Goal of the exercise —
Extract the listing in its entirety, keeping each line identical to the original.

Dataset —
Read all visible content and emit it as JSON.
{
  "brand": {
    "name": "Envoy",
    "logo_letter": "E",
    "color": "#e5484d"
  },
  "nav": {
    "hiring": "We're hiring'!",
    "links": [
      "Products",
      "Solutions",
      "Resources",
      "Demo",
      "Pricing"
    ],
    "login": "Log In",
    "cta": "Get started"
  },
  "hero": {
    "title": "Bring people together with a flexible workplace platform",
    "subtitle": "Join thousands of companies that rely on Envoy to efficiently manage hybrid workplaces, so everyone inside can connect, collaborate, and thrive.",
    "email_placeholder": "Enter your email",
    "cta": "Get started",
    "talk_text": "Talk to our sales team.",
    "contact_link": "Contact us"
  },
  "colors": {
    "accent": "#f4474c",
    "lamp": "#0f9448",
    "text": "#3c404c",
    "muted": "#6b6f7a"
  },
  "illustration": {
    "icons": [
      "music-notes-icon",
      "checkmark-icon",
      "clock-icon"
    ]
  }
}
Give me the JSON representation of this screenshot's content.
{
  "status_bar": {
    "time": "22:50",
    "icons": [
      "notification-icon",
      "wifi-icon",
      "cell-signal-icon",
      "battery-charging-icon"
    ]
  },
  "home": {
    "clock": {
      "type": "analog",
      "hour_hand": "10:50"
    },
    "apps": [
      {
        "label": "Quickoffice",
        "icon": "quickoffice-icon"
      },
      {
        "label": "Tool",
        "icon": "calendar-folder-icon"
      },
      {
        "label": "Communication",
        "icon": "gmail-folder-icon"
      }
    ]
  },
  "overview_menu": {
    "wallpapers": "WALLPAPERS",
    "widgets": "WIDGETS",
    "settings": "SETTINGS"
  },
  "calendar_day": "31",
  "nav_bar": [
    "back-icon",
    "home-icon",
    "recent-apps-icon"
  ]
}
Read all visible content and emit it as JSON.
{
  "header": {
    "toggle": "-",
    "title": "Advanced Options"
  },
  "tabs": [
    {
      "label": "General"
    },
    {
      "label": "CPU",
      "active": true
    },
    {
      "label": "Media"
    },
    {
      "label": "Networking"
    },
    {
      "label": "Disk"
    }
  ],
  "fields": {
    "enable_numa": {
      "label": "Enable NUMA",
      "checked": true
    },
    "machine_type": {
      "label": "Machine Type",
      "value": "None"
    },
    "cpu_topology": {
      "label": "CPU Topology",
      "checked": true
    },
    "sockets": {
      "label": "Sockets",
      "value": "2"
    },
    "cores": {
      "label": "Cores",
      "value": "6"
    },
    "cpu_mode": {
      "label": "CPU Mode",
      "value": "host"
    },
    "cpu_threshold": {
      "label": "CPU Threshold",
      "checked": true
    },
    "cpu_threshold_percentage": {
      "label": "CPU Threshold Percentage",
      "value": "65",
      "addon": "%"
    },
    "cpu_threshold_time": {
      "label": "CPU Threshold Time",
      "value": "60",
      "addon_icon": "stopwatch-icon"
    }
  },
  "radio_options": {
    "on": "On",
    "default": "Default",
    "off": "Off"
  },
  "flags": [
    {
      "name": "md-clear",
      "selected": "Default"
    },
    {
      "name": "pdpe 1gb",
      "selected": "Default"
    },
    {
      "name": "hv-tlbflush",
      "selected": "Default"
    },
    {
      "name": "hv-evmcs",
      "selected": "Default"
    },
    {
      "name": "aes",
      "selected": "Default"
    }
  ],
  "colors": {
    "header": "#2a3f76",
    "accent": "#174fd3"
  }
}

Answer —
Read all visible content and emit it as JSON.
{
  "brand": {
    "name": "Envoy",
    "logo_letter": "E",
    "color": "#e5484d"
  },
  "nav": {
    "hiring": "We're hiring'!",
    "links": [
      "Products",
      "Solutions",
      "Resources",
      "Demo",
      "Pricing"
    ],
    "login": "Log In",
    "cta": "Get started"
  },
  "hero": {
    "title": "Bring people together with a flexible workplace platform",
    "subtitle": "Join thousands of companies that rely on Envoy to efficiently manage hybrid workplaces, so everyone inside can connect, collaborate, and thrive.",
    "email_placeholder": "Enter your email",
    "cta": "Get started",
    "talk_text": "Talk to our sales team.",
    "contact_link": "Contact us"
  },
  "colors": {
    "accent": "#f4474c",
    "lamp": "#0f9448",
    "text": "#3c404c",
    "muted": "#6b6f7a"
  },
  "illustration": {
    "icons": [
      "music-notes-icon",
      "checkmark-icon",
      "clock-icon"
    ]
  }
}
Give me the JSON representation of this screenshot's content.
{
  "status_bar": {
    "time": "22:50",
    "icons": [
      "notification-icon",
      "wifi-icon",
      "cell-signal-icon",
      "battery-charging-icon"
    ]
  },
  "home": {
    "clock": {
      "type": "analog",
      "hour_hand": "10:50"
    },
    "apps": [
      {
        "label": "Quickoffice",
        "icon": "quickoffice-icon"
      },
      {
        "label": "Tool",
        "icon": "calendar-folder-icon"
      },
      {
        "label": "Communication",
        "icon": "gmail-folder-icon"
      }
    ]
  },
  "overview_menu": {
    "wallpapers": "WALLPAPERS",
    "widgets": "WIDGETS",
    "settings": "SETTINGS"
  },
  "calendar_day": "31",
  "nav_bar": [
    "back-icon",
    "home-icon",
    "recent-apps-icon"
  ]
}
Read all visible content and emit it as JSON.
{
  "header": {
    "toggle": "-",
    "title": "Advanced Options"
  },
  "tabs": [
    {
      "label": "General"
    },
    {
      "label": "CPU",
      "active": true
    },
    {
      "label": "Media"
    },
    {
      "label": "Networking"
    },
    {
      "label": "Disk"
    }
  ],
  "fields": {
    "enable_numa": {
      "label": "Enable NUMA",
      "checked": true
    },
    "machine_type": {
      "label": "Machine Type",
      "value": "None"
    },
    "cpu_topology": {
      "label": "CPU Topology",
      "checked": true
    },
    "sockets": {
      "label": "Sockets",
      "value": "2"
    },
    "cores": {
      "label": "Cores",
      "value": "6"
    },
    "cpu_mode": {
      "label": "CPU Mode",
      "value": "host"
    },
    "cpu_threshold": {
      "label": "CPU Threshold",
      "checked": true
    },
    "cpu_threshold_percentage": {
      "label": "CPU Threshold Percentage",
      "value": "65",
      "addon": "%"
    },
    "cpu_threshold_time": {
      "label": "CPU Threshold Time",
      "value": "60",
      "addon_icon": "stopwatch-icon"
    }
  },
  "radio_options": {
    "on": "On",
    "default": "Default",
    "off": "Off"
  },
  "flags": [
    {
      "name": "md-clear",
      "selected": "Default"
    },
    {
      "name": "pdpe 1gb",
      "selected": "Default"
    },
    {
      "name": "hv-tlbflush",
      "selected": "Default"
    },
    {
      "name": "hv-evmcs",
      "selected": "Default"
    },
    {
      "name": "aes",
      "selected": "Default"
    }
  ],
  "colors": {
    "header": "#2a3f76",
    "accent": "#174fd3"
  }
}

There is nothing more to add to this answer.